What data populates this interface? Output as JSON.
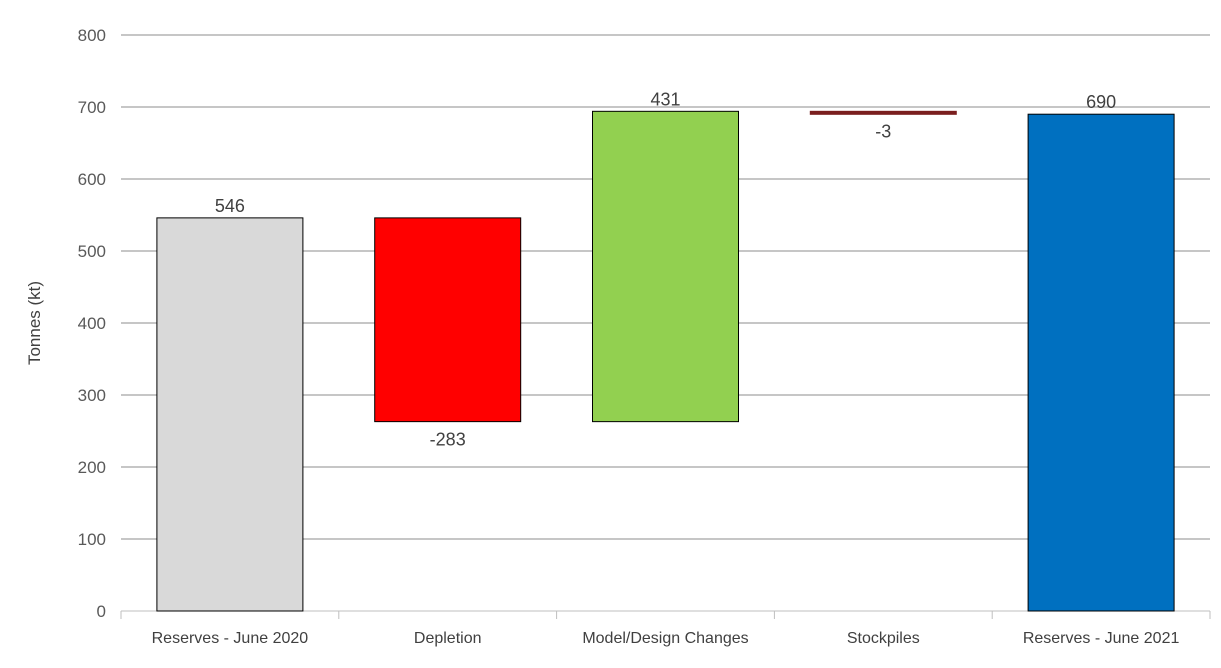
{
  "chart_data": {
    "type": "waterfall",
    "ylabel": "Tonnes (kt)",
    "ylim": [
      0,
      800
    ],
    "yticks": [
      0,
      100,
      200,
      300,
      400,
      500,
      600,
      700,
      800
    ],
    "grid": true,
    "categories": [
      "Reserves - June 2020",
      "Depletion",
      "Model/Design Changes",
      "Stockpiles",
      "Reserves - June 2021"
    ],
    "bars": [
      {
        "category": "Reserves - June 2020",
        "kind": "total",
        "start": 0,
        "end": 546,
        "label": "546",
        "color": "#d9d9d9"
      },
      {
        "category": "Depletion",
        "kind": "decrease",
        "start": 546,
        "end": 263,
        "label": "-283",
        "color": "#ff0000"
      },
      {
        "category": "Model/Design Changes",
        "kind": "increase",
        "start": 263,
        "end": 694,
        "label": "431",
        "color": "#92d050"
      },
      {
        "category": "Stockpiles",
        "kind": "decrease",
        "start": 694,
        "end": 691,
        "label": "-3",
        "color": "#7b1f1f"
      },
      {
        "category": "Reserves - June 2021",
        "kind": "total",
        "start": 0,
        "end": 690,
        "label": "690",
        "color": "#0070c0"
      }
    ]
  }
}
——
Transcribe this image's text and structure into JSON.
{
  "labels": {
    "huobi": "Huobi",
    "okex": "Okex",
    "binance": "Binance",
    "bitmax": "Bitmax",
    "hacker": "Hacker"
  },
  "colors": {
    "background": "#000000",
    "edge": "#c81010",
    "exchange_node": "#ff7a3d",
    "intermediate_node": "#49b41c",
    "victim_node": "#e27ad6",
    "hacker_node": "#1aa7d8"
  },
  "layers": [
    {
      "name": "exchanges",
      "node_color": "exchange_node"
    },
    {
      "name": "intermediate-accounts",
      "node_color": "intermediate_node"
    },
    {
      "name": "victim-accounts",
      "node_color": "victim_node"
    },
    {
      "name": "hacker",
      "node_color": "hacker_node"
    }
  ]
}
——
Collect every line with the string "this" from the records, and copy each.

# Exercise answer
What data populates this interface? Output as JSON.
Transcribe this image's text and structure into JSON.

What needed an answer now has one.